# [The problem]
Track down every line below that holds "Vehicle" and copy it.

# [Records for the task]
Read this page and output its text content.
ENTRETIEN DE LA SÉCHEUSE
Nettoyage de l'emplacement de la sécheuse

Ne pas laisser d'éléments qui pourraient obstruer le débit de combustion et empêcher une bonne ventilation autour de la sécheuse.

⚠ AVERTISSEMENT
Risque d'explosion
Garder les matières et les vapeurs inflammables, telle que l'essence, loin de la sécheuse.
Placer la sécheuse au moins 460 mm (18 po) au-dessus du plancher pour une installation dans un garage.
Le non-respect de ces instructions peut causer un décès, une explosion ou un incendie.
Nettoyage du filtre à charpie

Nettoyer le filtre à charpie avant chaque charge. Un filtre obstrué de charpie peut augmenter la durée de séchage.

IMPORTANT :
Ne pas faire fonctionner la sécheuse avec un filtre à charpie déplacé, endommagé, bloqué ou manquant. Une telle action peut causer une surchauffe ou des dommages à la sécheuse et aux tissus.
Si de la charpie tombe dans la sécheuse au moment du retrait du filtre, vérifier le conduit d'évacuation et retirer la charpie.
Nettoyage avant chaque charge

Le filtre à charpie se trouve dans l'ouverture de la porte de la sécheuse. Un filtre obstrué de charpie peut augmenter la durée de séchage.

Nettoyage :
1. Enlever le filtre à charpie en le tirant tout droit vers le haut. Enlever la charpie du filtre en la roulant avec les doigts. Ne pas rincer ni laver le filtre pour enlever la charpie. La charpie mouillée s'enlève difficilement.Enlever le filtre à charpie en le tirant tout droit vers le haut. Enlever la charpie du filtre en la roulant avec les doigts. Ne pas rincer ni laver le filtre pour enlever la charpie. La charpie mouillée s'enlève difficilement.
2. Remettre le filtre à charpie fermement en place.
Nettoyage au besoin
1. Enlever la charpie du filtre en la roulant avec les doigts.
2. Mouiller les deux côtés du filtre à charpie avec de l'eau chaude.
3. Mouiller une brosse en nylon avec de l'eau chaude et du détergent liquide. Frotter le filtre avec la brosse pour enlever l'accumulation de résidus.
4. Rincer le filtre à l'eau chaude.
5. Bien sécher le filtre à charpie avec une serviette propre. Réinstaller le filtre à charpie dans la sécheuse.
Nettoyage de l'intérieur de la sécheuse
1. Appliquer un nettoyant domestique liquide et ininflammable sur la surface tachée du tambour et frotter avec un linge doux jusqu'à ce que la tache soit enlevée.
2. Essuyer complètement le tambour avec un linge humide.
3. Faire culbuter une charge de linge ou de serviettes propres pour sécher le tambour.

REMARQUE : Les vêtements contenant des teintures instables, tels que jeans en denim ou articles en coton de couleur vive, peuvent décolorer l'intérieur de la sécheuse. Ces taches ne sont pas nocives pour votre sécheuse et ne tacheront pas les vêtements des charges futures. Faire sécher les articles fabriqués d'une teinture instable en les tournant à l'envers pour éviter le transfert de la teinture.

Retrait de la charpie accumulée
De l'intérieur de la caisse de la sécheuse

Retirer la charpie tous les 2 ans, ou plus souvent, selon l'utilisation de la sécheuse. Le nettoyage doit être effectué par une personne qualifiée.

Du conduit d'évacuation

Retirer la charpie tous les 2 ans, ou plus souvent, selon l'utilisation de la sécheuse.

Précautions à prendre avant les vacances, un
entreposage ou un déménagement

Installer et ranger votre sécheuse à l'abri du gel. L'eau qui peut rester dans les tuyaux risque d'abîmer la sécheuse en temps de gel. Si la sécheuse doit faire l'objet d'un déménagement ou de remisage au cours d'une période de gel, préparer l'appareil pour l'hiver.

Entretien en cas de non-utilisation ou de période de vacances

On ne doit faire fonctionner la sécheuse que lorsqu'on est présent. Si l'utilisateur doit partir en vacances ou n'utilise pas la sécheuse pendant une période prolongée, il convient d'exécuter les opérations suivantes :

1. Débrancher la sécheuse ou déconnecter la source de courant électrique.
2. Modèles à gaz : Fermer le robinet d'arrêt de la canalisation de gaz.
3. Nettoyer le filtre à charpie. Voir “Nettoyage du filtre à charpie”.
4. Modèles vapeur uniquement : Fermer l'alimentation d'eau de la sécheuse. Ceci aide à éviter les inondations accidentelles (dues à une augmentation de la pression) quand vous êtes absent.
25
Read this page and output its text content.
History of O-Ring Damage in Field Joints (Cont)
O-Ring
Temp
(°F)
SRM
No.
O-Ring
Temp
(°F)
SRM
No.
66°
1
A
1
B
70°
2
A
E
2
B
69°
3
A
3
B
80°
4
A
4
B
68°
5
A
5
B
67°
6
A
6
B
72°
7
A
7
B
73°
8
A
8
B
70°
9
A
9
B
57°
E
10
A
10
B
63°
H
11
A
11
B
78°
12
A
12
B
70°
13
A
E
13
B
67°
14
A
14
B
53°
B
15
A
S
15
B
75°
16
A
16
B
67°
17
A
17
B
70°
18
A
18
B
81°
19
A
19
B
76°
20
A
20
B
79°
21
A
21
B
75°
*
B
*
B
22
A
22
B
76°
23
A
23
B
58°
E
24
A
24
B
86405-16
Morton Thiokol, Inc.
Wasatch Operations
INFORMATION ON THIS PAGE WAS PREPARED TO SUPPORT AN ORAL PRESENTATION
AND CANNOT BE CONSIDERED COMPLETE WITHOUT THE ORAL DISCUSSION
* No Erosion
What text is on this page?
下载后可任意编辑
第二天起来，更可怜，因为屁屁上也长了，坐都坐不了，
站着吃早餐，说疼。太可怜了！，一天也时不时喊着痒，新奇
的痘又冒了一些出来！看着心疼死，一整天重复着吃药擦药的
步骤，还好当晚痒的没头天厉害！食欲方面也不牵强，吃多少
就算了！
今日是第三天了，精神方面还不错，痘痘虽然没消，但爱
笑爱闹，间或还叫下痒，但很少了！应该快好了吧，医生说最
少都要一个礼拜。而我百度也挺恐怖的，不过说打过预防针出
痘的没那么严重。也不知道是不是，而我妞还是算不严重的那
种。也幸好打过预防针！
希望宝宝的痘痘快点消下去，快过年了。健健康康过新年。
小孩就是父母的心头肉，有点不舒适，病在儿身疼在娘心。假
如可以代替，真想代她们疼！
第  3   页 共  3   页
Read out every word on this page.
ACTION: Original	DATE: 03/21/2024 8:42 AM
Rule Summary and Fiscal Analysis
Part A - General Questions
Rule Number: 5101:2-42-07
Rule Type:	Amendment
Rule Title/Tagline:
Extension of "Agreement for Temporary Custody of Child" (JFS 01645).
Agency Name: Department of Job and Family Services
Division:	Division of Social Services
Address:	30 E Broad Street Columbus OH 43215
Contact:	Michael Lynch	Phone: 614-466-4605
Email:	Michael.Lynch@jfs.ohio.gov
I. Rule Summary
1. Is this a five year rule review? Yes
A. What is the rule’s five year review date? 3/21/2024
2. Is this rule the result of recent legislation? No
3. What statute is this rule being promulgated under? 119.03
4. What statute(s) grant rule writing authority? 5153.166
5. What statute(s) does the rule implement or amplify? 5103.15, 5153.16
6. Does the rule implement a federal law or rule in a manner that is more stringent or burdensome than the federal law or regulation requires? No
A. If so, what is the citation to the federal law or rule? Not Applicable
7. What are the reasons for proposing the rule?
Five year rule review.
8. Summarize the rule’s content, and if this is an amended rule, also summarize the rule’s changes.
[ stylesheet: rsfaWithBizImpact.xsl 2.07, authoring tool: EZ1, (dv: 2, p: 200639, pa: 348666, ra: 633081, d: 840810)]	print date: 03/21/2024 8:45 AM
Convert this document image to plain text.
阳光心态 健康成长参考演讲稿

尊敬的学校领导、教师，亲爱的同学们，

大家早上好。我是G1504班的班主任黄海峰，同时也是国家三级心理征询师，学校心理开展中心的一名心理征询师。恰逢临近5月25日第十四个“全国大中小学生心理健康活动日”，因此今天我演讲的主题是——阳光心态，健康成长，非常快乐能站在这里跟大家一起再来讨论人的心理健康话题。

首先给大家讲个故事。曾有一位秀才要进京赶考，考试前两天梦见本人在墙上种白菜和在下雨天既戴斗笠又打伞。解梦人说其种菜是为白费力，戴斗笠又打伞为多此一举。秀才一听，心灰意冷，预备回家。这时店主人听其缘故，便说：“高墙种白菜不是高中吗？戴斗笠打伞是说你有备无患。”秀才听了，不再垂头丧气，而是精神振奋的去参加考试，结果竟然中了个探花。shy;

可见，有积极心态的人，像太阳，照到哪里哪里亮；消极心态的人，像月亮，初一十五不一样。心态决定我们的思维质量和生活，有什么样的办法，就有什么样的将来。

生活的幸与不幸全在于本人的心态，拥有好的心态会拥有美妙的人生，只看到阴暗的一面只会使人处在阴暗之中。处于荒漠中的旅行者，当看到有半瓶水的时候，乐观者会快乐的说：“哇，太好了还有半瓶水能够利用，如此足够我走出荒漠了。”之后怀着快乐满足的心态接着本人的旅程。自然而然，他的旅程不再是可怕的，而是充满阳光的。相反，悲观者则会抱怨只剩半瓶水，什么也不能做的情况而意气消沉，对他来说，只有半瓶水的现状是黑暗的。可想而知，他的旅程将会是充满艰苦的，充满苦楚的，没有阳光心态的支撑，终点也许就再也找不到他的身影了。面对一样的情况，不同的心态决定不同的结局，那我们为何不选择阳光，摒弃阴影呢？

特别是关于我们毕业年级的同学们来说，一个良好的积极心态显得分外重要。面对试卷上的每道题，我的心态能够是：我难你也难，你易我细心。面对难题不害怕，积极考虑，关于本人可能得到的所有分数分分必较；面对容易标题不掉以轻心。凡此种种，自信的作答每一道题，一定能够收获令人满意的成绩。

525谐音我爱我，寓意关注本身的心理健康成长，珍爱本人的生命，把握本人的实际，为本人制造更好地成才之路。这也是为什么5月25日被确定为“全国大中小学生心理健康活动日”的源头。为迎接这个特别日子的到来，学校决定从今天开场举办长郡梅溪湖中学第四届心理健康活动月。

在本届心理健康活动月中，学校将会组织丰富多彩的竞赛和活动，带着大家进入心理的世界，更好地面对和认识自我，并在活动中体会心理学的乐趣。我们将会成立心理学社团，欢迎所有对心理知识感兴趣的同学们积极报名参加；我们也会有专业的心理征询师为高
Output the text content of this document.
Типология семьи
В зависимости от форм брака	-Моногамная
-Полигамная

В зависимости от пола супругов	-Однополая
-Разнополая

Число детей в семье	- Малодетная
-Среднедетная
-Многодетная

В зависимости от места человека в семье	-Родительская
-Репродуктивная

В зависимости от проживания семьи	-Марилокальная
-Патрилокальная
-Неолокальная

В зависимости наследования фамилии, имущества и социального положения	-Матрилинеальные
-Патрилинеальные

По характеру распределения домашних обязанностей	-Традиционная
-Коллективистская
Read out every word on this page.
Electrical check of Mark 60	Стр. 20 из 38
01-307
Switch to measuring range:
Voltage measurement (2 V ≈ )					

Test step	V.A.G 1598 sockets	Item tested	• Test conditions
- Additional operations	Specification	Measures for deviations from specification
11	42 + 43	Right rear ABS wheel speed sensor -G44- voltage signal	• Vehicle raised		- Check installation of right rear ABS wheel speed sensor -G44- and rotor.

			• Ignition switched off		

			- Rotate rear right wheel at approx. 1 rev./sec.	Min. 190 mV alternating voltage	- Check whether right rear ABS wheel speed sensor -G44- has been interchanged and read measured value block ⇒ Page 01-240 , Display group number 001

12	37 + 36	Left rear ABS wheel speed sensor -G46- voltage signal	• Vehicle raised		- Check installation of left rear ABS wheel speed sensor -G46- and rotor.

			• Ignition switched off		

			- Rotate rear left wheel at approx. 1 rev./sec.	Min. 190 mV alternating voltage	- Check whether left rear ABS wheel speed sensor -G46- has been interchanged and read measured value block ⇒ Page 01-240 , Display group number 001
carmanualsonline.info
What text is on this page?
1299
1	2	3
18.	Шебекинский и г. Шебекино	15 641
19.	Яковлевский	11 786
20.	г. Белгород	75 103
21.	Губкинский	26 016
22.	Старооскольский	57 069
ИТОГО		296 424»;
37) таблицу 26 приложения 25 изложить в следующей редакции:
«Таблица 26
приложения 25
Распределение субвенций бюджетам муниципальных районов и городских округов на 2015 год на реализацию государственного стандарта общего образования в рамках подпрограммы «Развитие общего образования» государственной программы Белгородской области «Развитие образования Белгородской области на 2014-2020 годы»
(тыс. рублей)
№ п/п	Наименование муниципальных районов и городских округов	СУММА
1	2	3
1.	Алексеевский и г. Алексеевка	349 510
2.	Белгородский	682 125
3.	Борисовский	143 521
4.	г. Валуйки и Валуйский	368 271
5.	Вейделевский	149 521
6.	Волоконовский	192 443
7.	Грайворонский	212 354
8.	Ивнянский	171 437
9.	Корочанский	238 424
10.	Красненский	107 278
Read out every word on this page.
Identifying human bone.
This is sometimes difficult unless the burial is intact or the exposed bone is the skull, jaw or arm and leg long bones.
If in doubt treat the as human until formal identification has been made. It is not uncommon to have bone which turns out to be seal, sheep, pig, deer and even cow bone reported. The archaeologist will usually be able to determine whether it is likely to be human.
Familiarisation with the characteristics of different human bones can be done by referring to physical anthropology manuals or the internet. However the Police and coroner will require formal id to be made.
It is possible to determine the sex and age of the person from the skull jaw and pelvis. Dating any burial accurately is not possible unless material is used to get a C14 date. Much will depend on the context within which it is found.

# [Exercise result]
11	42 + 43	Right rear ABS wheel speed sensor -G44- voltage signal	• Vehicle raised		- Check installation of right rear ABS wheel speed sensor -G44- and rotor.
12	37 + 36	Left rear ABS wheel speed sensor -G46- voltage signal	• Vehicle raised		- Check installation of left rear ABS wheel speed sensor -G46- and rotor.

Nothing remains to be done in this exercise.